WORK TO COMPLETE: Starting from the line that contains "Read all visible content and emit it as JSON.", reproduce each line exactly through the end of the material, and include no other lines.

[Extracted records]
····················
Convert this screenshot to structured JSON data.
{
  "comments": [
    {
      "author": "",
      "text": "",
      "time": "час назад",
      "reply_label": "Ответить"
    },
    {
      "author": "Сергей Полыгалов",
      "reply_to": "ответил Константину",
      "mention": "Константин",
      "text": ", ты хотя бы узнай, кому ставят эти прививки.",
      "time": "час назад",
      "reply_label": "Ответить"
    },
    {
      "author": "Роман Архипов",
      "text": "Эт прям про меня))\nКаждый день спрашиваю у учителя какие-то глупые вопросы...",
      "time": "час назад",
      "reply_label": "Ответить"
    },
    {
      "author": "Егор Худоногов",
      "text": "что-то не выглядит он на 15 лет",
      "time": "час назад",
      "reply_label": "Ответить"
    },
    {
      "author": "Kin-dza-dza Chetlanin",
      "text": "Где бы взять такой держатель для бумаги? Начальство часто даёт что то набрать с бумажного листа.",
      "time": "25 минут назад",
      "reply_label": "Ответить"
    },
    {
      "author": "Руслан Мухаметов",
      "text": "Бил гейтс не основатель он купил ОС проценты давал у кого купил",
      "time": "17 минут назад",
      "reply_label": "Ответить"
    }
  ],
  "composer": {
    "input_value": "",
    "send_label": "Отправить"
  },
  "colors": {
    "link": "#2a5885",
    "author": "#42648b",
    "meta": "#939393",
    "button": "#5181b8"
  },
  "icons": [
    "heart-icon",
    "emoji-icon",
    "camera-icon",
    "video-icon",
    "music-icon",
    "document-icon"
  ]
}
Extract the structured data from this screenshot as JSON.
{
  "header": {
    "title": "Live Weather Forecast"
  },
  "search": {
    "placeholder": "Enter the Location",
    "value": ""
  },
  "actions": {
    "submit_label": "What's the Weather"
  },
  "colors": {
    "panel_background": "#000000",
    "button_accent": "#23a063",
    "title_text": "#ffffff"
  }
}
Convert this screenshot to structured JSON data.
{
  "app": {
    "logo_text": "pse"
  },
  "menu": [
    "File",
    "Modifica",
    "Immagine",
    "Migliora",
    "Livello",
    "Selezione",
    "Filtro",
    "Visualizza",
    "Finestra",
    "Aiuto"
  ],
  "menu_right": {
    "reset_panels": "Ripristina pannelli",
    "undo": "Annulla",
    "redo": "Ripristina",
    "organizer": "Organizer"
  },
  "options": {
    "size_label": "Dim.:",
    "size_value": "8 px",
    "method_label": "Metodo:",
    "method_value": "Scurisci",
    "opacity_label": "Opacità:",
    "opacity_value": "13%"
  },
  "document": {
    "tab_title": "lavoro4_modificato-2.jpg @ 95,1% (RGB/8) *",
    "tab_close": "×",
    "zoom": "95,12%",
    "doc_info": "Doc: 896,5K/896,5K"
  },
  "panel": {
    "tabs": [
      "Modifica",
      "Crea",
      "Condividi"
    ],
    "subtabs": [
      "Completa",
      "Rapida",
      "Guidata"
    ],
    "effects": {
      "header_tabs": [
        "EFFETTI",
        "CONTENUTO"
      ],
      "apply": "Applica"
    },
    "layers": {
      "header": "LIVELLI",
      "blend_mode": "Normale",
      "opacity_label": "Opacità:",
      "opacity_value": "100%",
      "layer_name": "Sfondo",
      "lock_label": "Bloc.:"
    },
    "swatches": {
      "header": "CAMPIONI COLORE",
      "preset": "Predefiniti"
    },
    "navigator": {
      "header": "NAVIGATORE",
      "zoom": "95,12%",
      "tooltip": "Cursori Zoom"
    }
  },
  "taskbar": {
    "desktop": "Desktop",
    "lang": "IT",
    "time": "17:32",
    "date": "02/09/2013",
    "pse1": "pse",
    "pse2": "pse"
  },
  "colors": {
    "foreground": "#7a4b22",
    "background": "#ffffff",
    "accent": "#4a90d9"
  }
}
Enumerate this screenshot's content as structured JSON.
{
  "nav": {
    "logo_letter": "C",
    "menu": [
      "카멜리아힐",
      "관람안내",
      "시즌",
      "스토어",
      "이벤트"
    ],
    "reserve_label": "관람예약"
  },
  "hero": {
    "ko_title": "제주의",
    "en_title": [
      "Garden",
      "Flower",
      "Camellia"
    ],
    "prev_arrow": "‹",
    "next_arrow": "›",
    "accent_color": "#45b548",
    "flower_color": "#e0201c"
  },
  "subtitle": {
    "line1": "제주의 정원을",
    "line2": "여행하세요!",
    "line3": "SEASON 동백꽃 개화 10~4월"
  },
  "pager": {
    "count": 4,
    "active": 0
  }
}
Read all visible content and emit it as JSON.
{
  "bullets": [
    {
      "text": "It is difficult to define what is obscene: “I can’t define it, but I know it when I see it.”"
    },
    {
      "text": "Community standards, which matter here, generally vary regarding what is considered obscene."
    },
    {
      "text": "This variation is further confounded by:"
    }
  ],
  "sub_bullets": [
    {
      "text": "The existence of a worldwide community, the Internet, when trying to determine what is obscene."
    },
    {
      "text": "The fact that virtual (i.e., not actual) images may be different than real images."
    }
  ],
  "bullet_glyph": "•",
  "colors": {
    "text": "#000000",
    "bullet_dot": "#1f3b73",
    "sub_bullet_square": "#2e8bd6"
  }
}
····················
PROBLEM SOLUTION:
Read all visible content and emit it as JSON.
{
  "bullets": [
    {
      "text": "It is difficult to define what is obscene: “I can’t define it, but I know it when I see it.”"
    },
    {
      "text": "Community standards, which matter here, generally vary regarding what is considered obscene."
    },
    {
      "text": "This variation is further confounded by:"
    }
  ],
  "sub_bullets": [
    {
      "text": "The existence of a worldwide community, the Internet, when trying to determine what is obscene."
    },
    {
      "text": "The fact that virtual (i.e., not actual) images may be different than real images."
    }
  ],
  "bullet_glyph": "•",
  "colors": {
    "text": "#000000",
    "bullet_dot": "#1f3b73",
    "sub_bullet_square": "#2e8bd6"
  }
}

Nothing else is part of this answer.